[START]
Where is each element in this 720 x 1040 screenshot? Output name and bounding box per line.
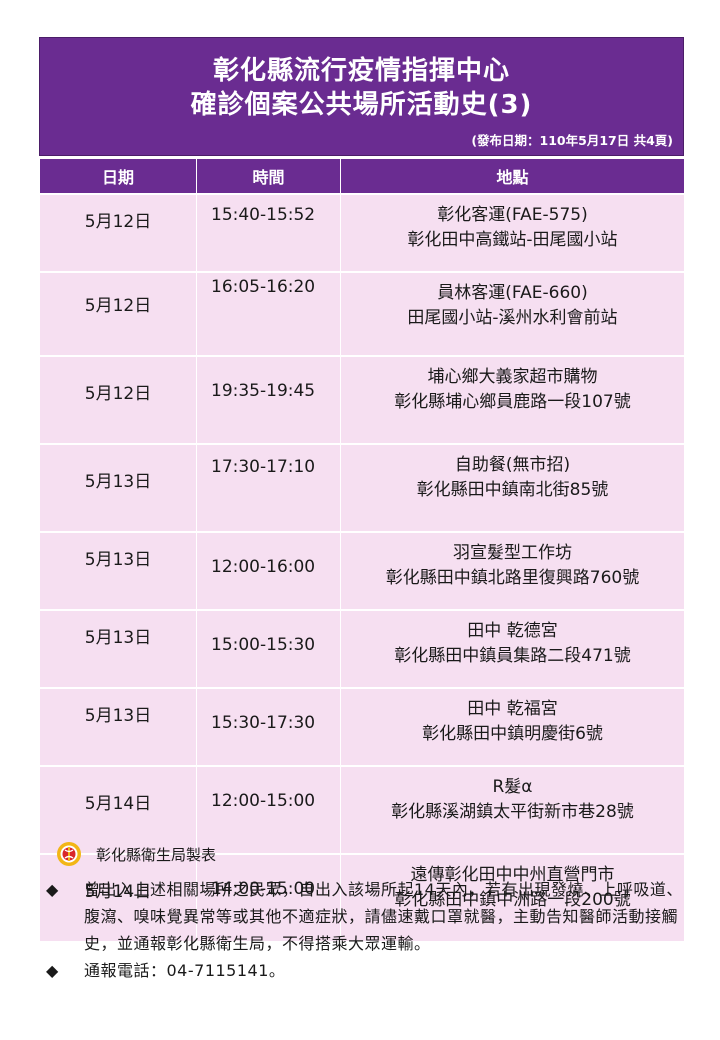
place-address: 彰化縣田中鎮員集路二段471號 [394, 646, 631, 666]
place-address: 彰化縣田中鎮明慶街6號 [422, 724, 603, 744]
place-address: 彰化縣埔心鄉員鹿路一段107號 [394, 392, 631, 412]
place-address: 彰化縣田中鎮南北街85號 [416, 480, 609, 500]
maker-credit: 彰化縣衛生局製表 [56, 841, 216, 867]
table-row: 5月12日 16:05-16:20 員林客運(FAE-660) 田尾國小站-溪州… [39, 271, 685, 357]
title-banner: 彰化縣流行疫情指揮中心 確診個案公共場所活動史(3) (發布日期：110年5月1… [39, 37, 684, 156]
health-bureau-emblem-icon [57, 842, 81, 866]
maker-label: 彰化縣衛生局製表 [96, 845, 217, 864]
time-value: 12:00-15:00 [211, 791, 316, 811]
place-name: 員林客運(FAE-660) [437, 283, 588, 303]
note-item: ◆ 曾出入上述相關場所之民眾，自出入該場所起14天內，若有出現發燒、上呼吸道、腹… [46, 876, 686, 957]
time-cell: 19:35-19:45 [196, 355, 341, 445]
time-value: 15:30-17:30 [211, 713, 316, 733]
date-cell: 5月13日 [39, 609, 197, 689]
notice-notes: ◆ 曾出入上述相關場所之民眾，自出入該場所起14天內，若有出現發燒、上呼吸道、腹… [46, 876, 686, 984]
publish-date: (發布日期：110年5月17日 共4頁) [471, 133, 673, 148]
time-value: 17:30-17:10 [211, 457, 316, 477]
time-value: 12:00-16:00 [211, 557, 316, 577]
place-name: 田中 乾福宮 [467, 699, 558, 719]
table-row: 5月13日 12:00-16:00 羽宣髮型工作坊 彰化縣田中鎮北路里復興路76… [39, 531, 685, 611]
place-name: 埔心鄉大義家超市購物 [427, 367, 598, 387]
column-header-place: 地點 [340, 158, 685, 195]
table-row: 5月13日 15:00-15:30 田中 乾德宮 彰化縣田中鎮員集路二段471號 [39, 609, 685, 689]
place-cell: R髮α 彰化縣溪湖鎮太平街新市巷28號 [340, 765, 685, 855]
column-header-date: 日期 [39, 158, 197, 195]
time-cell: 15:30-17:30 [196, 687, 341, 767]
diamond-bullet-icon: ◆ [46, 880, 59, 899]
time-cell: 17:30-17:10 [196, 443, 341, 533]
notice-sheet: 彰化縣流行疫情指揮中心 確診個案公共場所活動史(3) (發布日期：110年5月1… [39, 37, 685, 942]
note-item: ◆ 通報電話：04-7115141。 [46, 957, 686, 984]
time-cell: 15:00-15:30 [196, 609, 341, 689]
time-cell: 15:40-15:52 [196, 193, 341, 273]
place-name: 羽宣髮型工作坊 [453, 543, 572, 563]
place-address: 彰化縣田中鎮北路里復興路760號 [385, 568, 640, 588]
table-row: 5月12日 19:35-19:45 埔心鄉大義家超市購物 彰化縣埔心鄉員鹿路一段… [39, 355, 685, 445]
date-cell: 5月13日 [39, 443, 197, 533]
date-cell: 5月12日 [39, 355, 197, 445]
place-cell: 員林客運(FAE-660) 田尾國小站-溪州水利會前站 [340, 271, 685, 357]
table-header-row: 日期 時間 地點 [39, 158, 685, 195]
date-cell: 5月12日 [39, 271, 197, 357]
table-row: 5月13日 15:30-17:30 田中 乾福宮 彰化縣田中鎮明慶街6號 [39, 687, 685, 767]
time-cell: 16:05-16:20 [196, 271, 341, 357]
date-cell: 5月13日 [39, 687, 197, 767]
page-subtitle: 確診個案公共場所活動史(3) [190, 90, 533, 120]
place-name: R髮α [492, 777, 533, 797]
table-row: 5月13日 17:30-17:10 自助餐(無市招) 彰化縣田中鎮南北街85號 [39, 443, 685, 533]
place-cell: 自助餐(無市招) 彰化縣田中鎮南北街85號 [340, 443, 685, 533]
place-cell: 埔心鄉大義家超市購物 彰化縣埔心鄉員鹿路一段107號 [340, 355, 685, 445]
report-phone: 通報電話：04-7115141。 [84, 961, 286, 980]
place-cell: 彰化客運(FAE-575) 彰化田中高鐵站-田尾國小站 [340, 193, 685, 273]
time-value: 16:05-16:20 [211, 277, 316, 297]
place-cell: 羽宣髮型工作坊 彰化縣田中鎮北路里復興路760號 [340, 531, 685, 611]
place-name: 彰化客運(FAE-575) [437, 205, 588, 225]
date-cell: 5月12日 [39, 193, 197, 273]
column-header-time: 時間 [196, 158, 341, 195]
date-cell: 5月13日 [39, 531, 197, 611]
place-address: 彰化田中高鐵站-田尾國小站 [407, 230, 618, 250]
time-value: 15:00-15:30 [211, 635, 316, 655]
diamond-bullet-icon: ◆ [46, 961, 59, 980]
note-text: 曾出入上述相關場所之民眾，自出入該場所起14天內，若有出現發燒、上呼吸道、腹瀉、… [84, 880, 683, 953]
activity-table: 日期 時間 地點 5月12日 15:40-15:52 彰化客運(FAE-575)… [39, 158, 685, 942]
place-address: 彰化縣溪湖鎮太平街新市巷28號 [391, 802, 634, 822]
place-name: 自助餐(無市招) [454, 455, 571, 475]
place-name: 田中 乾德宮 [467, 621, 558, 641]
time-cell: 12:00-16:00 [196, 531, 341, 611]
time-cell: 12:00-15:00 [196, 765, 341, 855]
table-row: 5月12日 15:40-15:52 彰化客運(FAE-575) 彰化田中高鐵站-… [39, 193, 685, 273]
place-cell: 田中 乾德宮 彰化縣田中鎮員集路二段471號 [340, 609, 685, 689]
place-address: 田尾國小站-溪州水利會前站 [407, 308, 618, 328]
time-value: 19:35-19:45 [211, 381, 316, 401]
place-cell: 田中 乾福宮 彰化縣田中鎮明慶街6號 [340, 687, 685, 767]
page-title: 彰化縣流行疫情指揮中心 [212, 56, 510, 86]
time-value: 15:40-15:52 [211, 205, 316, 225]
[END]
Change every "time-value" in the items above to "time-text" and leave all other text as it is. Give back all the items without the picture.

Answer to this task:
Where is each element in this 720 x 1040 screenshot? Output name and bounding box per line.
place-address: 彰化縣田中鎮員集路二段471號 [394, 646, 631, 666]
place-address: 彰化縣田中鎮明慶街6號 [422, 724, 603, 744]
place-address: 彰化縣埔心鄉員鹿路一段107號 [394, 392, 631, 412]
place-address: 彰化縣田中鎮南北街85號 [416, 480, 609, 500]
maker-credit: 彰化縣衛生局製表 [56, 841, 216, 867]
table-row: 5月12日 16:05-16:20 員林客運(FAE-660) 田尾國小站-溪州… [39, 271, 685, 357]
title-banner: 彰化縣流行疫情指揮中心 確診個案公共場所活動史(3) (發布日期：110年5月1… [39, 37, 684, 156]
health-bureau-emblem-icon [57, 842, 81, 866]
maker-label: 彰化縣衛生局製表 [96, 845, 217, 864]
time-text: 12:00-15:00 [211, 791, 316, 811]
place-name: 員林客運(FAE-660) [437, 283, 588, 303]
note-item: ◆ 曾出入上述相關場所之民眾，自出入該場所起14天內，若有出現發燒、上呼吸道、腹… [46, 876, 686, 957]
time-cell: 19:35-19:45 [196, 355, 341, 445]
time-text: 15:30-17:30 [211, 713, 316, 733]
date-cell: 5月13日 [39, 609, 197, 689]
notice-notes: ◆ 曾出入上述相關場所之民眾，自出入該場所起14天內，若有出現發燒、上呼吸道、腹… [46, 876, 686, 984]
publish-date: (發布日期：110年5月17日 共4頁) [471, 133, 673, 148]
time-text: 17:30-17:10 [211, 457, 316, 477]
time-text: 12:00-16:00 [211, 557, 316, 577]
place-name: 田中 乾福宮 [467, 699, 558, 719]
table-row: 5月13日 12:00-16:00 羽宣髮型工作坊 彰化縣田中鎮北路里復興路76… [39, 531, 685, 611]
place-name: 埔心鄉大義家超市購物 [427, 367, 598, 387]
column-header-place: 地點 [340, 158, 685, 195]
table-row: 5月13日 15:00-15:30 田中 乾德宮 彰化縣田中鎮員集路二段471號 [39, 609, 685, 689]
place-cell: R髮α 彰化縣溪湖鎮太平街新市巷28號 [340, 765, 685, 855]
column-header-date: 日期 [39, 158, 197, 195]
time-cell: 15:30-17:30 [196, 687, 341, 767]
diamond-bullet-icon: ◆ [46, 880, 59, 899]
time-cell: 17:30-17:10 [196, 443, 341, 533]
notice-sheet: 彰化縣流行疫情指揮中心 確診個案公共場所活動史(3) (發布日期：110年5月1… [39, 37, 685, 942]
note-item: ◆ 通報電話：04-7115141。 [46, 957, 686, 984]
time-cell: 15:00-15:30 [196, 609, 341, 689]
time-cell: 15:40-15:52 [196, 193, 341, 273]
place-name: 羽宣髮型工作坊 [453, 543, 572, 563]
place-address: 彰化縣田中鎮北路里復興路760號 [385, 568, 640, 588]
table-row: 5月12日 19:35-19:45 埔心鄉大義家超市購物 彰化縣埔心鄉員鹿路一段… [39, 355, 685, 445]
date-cell: 5月13日 [39, 443, 197, 533]
date-cell: 5月12日 [39, 355, 197, 445]
place-cell: 員林客運(FAE-660) 田尾國小站-溪州水利會前站 [340, 271, 685, 357]
table-header-row: 日期 時間 地點 [39, 158, 685, 195]
date-cell: 5月12日 [39, 271, 197, 357]
table-row: 5月13日 15:30-17:30 田中 乾福宮 彰化縣田中鎮明慶街6號 [39, 687, 685, 767]
time-cell: 16:05-16:20 [196, 271, 341, 357]
date-cell: 5月13日 [39, 687, 197, 767]
page-subtitle: 確診個案公共場所活動史(3) [190, 90, 533, 120]
place-name: R髮α [492, 777, 533, 797]
table-row: 5月13日 17:30-17:10 自助餐(無市招) 彰化縣田中鎮南北街85號 [39, 443, 685, 533]
place-cell: 自助餐(無市招) 彰化縣田中鎮南北街85號 [340, 443, 685, 533]
place-cell: 埔心鄉大義家超市購物 彰化縣埔心鄉員鹿路一段107號 [340, 355, 685, 445]
report-phone: 通報電話：04-7115141。 [84, 961, 286, 980]
place-cell: 彰化客運(FAE-575) 彰化田中高鐵站-田尾國小站 [340, 193, 685, 273]
time-text: 16:05-16:20 [211, 277, 316, 297]
place-cell: 羽宣髮型工作坊 彰化縣田中鎮北路里復興路760號 [340, 531, 685, 611]
place-name: 彰化客運(FAE-575) [437, 205, 588, 225]
date-cell: 5月12日 [39, 193, 197, 273]
column-header-time: 時間 [196, 158, 341, 195]
date-cell: 5月13日 [39, 531, 197, 611]
place-address: 彰化田中高鐵站-田尾國小站 [407, 230, 618, 250]
time-text: 15:00-15:30 [211, 635, 316, 655]
diamond-bullet-icon: ◆ [46, 961, 59, 980]
note-text: 曾出入上述相關場所之民眾，自出入該場所起14天內，若有出現發燒、上呼吸道、腹瀉、… [84, 880, 683, 953]
activity-table: 日期 時間 地點 5月12日 15:40-15:52 彰化客運(FAE-575)… [39, 158, 685, 942]
place-address: 彰化縣溪湖鎮太平街新市巷28號 [391, 802, 634, 822]
place-name: 自助餐(無市招) [454, 455, 571, 475]
place-name: 田中 乾德宮 [467, 621, 558, 641]
time-cell: 12:00-16:00 [196, 531, 341, 611]
time-cell: 12:00-15:00 [196, 765, 341, 855]
table-row: 5月12日 15:40-15:52 彰化客運(FAE-575) 彰化田中高鐵站-… [39, 193, 685, 273]
place-cell: 田中 乾德宮 彰化縣田中鎮員集路二段471號 [340, 609, 685, 689]
place-address: 田尾國小站-溪州水利會前站 [407, 308, 618, 328]
time-text: 19:35-19:45 [211, 381, 316, 401]
place-cell: 田中 乾福宮 彰化縣田中鎮明慶街6號 [340, 687, 685, 767]
page-title: 彰化縣流行疫情指揮中心 [212, 56, 510, 86]
time-text: 15:40-15:52 [211, 205, 316, 225]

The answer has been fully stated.